> [Data items]:
'''

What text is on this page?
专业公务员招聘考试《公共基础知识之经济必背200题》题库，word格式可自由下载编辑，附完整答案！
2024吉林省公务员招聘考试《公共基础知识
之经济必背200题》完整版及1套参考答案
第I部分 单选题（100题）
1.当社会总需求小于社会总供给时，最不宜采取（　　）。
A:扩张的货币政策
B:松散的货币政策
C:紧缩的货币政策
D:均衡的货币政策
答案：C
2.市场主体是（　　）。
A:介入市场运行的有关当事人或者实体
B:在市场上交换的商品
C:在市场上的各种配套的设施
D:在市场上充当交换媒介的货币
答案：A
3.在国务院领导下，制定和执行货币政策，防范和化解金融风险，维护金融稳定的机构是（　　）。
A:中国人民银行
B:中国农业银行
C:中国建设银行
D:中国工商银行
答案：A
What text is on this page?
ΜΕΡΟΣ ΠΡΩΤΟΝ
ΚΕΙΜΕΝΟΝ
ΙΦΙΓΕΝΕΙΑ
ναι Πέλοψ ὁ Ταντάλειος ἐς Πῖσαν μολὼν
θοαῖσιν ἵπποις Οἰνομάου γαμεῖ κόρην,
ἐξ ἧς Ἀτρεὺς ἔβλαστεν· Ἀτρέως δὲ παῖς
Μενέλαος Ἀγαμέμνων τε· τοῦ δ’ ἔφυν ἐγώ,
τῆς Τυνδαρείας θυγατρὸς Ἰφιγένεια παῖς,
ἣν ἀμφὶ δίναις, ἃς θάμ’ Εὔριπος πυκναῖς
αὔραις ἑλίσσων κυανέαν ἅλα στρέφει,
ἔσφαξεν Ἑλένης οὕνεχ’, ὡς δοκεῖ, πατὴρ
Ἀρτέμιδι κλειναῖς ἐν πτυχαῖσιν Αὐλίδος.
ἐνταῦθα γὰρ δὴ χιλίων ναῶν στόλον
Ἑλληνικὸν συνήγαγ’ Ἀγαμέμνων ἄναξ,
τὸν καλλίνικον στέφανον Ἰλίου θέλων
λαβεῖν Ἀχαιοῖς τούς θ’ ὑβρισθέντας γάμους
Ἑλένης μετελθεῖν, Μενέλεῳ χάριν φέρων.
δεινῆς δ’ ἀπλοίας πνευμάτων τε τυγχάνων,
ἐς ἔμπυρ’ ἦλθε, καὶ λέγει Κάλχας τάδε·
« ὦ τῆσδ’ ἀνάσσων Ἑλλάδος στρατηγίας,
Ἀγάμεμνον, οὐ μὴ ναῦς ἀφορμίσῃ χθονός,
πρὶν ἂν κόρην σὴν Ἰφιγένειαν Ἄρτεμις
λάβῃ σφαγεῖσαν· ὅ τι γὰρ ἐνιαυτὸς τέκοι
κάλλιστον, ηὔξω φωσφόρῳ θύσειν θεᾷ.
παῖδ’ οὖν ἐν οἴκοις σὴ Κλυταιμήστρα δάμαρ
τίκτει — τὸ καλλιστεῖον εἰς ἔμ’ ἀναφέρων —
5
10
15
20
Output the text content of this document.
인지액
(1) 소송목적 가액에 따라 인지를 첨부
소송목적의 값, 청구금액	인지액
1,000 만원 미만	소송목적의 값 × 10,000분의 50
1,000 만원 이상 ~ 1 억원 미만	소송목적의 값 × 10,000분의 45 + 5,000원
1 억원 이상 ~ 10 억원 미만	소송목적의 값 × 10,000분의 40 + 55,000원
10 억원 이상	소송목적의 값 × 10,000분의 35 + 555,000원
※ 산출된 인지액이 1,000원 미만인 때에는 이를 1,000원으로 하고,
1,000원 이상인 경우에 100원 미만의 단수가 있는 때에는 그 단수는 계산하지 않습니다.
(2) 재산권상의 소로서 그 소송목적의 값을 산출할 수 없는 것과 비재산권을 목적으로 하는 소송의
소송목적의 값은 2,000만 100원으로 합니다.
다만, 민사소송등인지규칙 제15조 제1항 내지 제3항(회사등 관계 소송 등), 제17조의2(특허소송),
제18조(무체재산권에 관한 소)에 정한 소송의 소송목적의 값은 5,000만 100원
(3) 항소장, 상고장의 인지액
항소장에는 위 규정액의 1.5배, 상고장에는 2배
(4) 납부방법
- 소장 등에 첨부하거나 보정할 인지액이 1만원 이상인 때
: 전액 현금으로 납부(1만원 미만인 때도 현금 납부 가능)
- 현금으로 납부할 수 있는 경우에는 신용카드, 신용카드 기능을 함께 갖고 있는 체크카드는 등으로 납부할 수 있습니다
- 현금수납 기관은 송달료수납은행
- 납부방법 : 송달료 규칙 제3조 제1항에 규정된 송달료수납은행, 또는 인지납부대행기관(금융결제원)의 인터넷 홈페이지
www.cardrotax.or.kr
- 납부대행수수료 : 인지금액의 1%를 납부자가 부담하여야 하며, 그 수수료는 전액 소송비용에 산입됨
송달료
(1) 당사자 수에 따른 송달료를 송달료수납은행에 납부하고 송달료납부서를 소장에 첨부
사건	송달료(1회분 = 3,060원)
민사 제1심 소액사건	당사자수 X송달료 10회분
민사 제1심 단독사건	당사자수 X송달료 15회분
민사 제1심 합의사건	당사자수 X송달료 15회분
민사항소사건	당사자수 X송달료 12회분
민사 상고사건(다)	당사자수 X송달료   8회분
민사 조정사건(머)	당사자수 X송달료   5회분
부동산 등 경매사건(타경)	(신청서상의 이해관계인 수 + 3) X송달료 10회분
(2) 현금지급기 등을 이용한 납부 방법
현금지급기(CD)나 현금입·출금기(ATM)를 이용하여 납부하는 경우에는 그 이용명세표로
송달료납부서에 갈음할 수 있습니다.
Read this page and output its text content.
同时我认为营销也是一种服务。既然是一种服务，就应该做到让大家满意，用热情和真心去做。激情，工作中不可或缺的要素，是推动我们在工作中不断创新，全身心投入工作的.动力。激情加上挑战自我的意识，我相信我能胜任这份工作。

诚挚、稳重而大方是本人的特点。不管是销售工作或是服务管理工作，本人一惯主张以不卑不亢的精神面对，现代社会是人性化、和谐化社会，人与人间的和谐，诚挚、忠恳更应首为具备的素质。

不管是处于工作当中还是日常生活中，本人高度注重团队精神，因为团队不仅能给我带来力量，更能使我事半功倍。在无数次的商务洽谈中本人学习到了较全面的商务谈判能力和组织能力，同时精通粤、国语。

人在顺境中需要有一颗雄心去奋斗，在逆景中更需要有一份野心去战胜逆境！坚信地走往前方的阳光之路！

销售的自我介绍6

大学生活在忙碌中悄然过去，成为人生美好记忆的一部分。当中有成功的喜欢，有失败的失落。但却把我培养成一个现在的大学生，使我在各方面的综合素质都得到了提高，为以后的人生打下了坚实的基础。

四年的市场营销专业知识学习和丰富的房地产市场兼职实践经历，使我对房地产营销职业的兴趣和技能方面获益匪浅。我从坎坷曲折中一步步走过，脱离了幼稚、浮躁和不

'''

> [What you are asked to do]: Produce a verbatim transcription of the entries above.

> [Full response]:
What text is on this page?
专业公务员招聘考试《公共基础知识之经济必背200题》题库，word格式可自由下载编辑，附完整答案！
2024吉林省公务员招聘考试《公共基础知识
之经济必背200题》完整版及1套参考答案
第I部分 单选题（100题）
1.当社会总需求小于社会总供给时，最不宜采取（　　）。
A:扩张的货币政策
B:松散的货币政策
C:紧缩的货币政策
D:均衡的货币政策
答案：C
2.市场主体是（　　）。
A:介入市场运行的有关当事人或者实体
B:在市场上交换的商品
C:在市场上的各种配套的设施
D:在市场上充当交换媒介的货币
答案：A
3.在国务院领导下，制定和执行货币政策，防范和化解金融风险，维护金融稳定的机构是（　　）。
A:中国人民银行
B:中国农业银行
C:中国建设银行
D:中国工商银行
答案：A
What text is on this page?
ΜΕΡΟΣ ΠΡΩΤΟΝ
ΚΕΙΜΕΝΟΝ
ΙΦΙΓΕΝΕΙΑ
ναι Πέλοψ ὁ Ταντάλειος ἐς Πῖσαν μολὼν
θοαῖσιν ἵπποις Οἰνομάου γαμεῖ κόρην,
ἐξ ἧς Ἀτρεὺς ἔβλαστεν· Ἀτρέως δὲ παῖς
Μενέλαος Ἀγαμέμνων τε· τοῦ δ’ ἔφυν ἐγώ,
τῆς Τυνδαρείας θυγατρὸς Ἰφιγένεια παῖς,
ἣν ἀμφὶ δίναις, ἃς θάμ’ Εὔριπος πυκναῖς
αὔραις ἑλίσσων κυανέαν ἅλα στρέφει,
ἔσφαξεν Ἑλένης οὕνεχ’, ὡς δοκεῖ, πατὴρ
Ἀρτέμιδι κλειναῖς ἐν πτυχαῖσιν Αὐλίδος.
ἐνταῦθα γὰρ δὴ χιλίων ναῶν στόλον
Ἑλληνικὸν συνήγαγ’ Ἀγαμέμνων ἄναξ,
τὸν καλλίνικον στέφανον Ἰλίου θέλων
λαβεῖν Ἀχαιοῖς τούς θ’ ὑβρισθέντας γάμους
Ἑλένης μετελθεῖν, Μενέλεῳ χάριν φέρων.
δεινῆς δ’ ἀπλοίας πνευμάτων τε τυγχάνων,
ἐς ἔμπυρ’ ἦλθε, καὶ λέγει Κάλχας τάδε·
« ὦ τῆσδ’ ἀνάσσων Ἑλλάδος στρατηγίας,
Ἀγάμεμνον, οὐ μὴ ναῦς ἀφορμίσῃ χθονός,
πρὶν ἂν κόρην σὴν Ἰφιγένειαν Ἄρτεμις
λάβῃ σφαγεῖσαν· ὅ τι γὰρ ἐνιαυτὸς τέκοι
κάλλιστον, ηὔξω φωσφόρῳ θύσειν θεᾷ.
παῖδ’ οὖν ἐν οἴκοις σὴ Κλυταιμήστρα δάμαρ
τίκτει — τὸ καλλιστεῖον εἰς ἔμ’ ἀναφέρων —
5
10
15
20
Output the text content of this document.
인지액
(1) 소송목적 가액에 따라 인지를 첨부
소송목적의 값, 청구금액	인지액
1,000 만원 미만	소송목적의 값 × 10,000분의 50
1,000 만원 이상 ~ 1 억원 미만	소송목적의 값 × 10,000분의 45 + 5,000원
1 억원 이상 ~ 10 억원 미만	소송목적의 값 × 10,000분의 40 + 55,000원
10 억원 이상	소송목적의 값 × 10,000분의 35 + 555,000원
※ 산출된 인지액이 1,000원 미만인 때에는 이를 1,000원으로 하고,
1,000원 이상인 경우에 100원 미만의 단수가 있는 때에는 그 단수는 계산하지 않습니다.
(2) 재산권상의 소로서 그 소송목적의 값을 산출할 수 없는 것과 비재산권을 목적으로 하는 소송의
소송목적의 값은 2,000만 100원으로 합니다.
다만, 민사소송등인지규칙 제15조 제1항 내지 제3항(회사등 관계 소송 등), 제17조의2(특허소송),
제18조(무체재산권에 관한 소)에 정한 소송의 소송목적의 값은 5,000만 100원
(3) 항소장, 상고장의 인지액
항소장에는 위 규정액의 1.5배, 상고장에는 2배
(4) 납부방법
- 소장 등에 첨부하거나 보정할 인지액이 1만원 이상인 때
: 전액 현금으로 납부(1만원 미만인 때도 현금 납부 가능)
- 현금으로 납부할 수 있는 경우에는 신용카드, 신용카드 기능을 함께 갖고 있는 체크카드는 등으로 납부할 수 있습니다
- 현금수납 기관은 송달료수납은행
- 납부방법 : 송달료 규칙 제3조 제1항에 규정된 송달료수납은행, 또는 인지납부대행기관(금융결제원)의 인터넷 홈페이지
www.cardrotax.or.kr
- 납부대행수수료 : 인지금액의 1%를 납부자가 부담하여야 하며, 그 수수료는 전액 소송비용에 산입됨
송달료
(1) 당사자 수에 따른 송달료를 송달료수납은행에 납부하고 송달료납부서를 소장에 첨부
사건	송달료(1회분 = 3,060원)
민사 제1심 소액사건	당사자수 X송달료 10회분
민사 제1심 단독사건	당사자수 X송달료 15회분
민사 제1심 합의사건	당사자수 X송달료 15회분
민사항소사건	당사자수 X송달료 12회분
민사 상고사건(다)	당사자수 X송달료   8회분
민사 조정사건(머)	당사자수 X송달료   5회분
부동산 등 경매사건(타경)	(신청서상의 이해관계인 수 + 3) X송달료 10회분
(2) 현금지급기 등을 이용한 납부 방법
현금지급기(CD)나 현금입·출금기(ATM)를 이용하여 납부하는 경우에는 그 이용명세표로
송달료납부서에 갈음할 수 있습니다.
Read this page and output its text content.
同时我认为营销也是一种服务。既然是一种服务，就应该做到让大家满意，用热情和真心去做。激情，工作中不可或缺的要素，是推动我们在工作中不断创新，全身心投入工作的.动力。激情加上挑战自我的意识，我相信我能胜任这份工作。

诚挚、稳重而大方是本人的特点。不管是销售工作或是服务管理工作，本人一惯主张以不卑不亢的精神面对，现代社会是人性化、和谐化社会，人与人间的和谐，诚挚、忠恳更应首为具备的素质。

不管是处于工作当中还是日常生活中，本人高度注重团队精神，因为团队不仅能给我带来力量，更能使我事半功倍。在无数次的商务洽谈中本人学习到了较全面的商务谈判能力和组织能力，同时精通粤、国语。

人在顺境中需要有一颗雄心去奋斗，在逆景中更需要有一份野心去战胜逆境！坚信地走往前方的阳光之路！

销售的自我介绍6

大学生活在忙碌中悄然过去，成为人生美好记忆的一部分。当中有成功的喜欢，有失败的失落。但却把我培养成一个现在的大学生，使我在各方面的综合素质都得到了提高，为以后的人生打下了坚实的基础。

四年的市场营销专业知识学习和丰富的房地产市场兼职实践经历，使我对房地产营销职业的兴趣和技能方面获益匪浅。我从坎坷曲折中一步步走过，脱离了幼稚、浮躁和不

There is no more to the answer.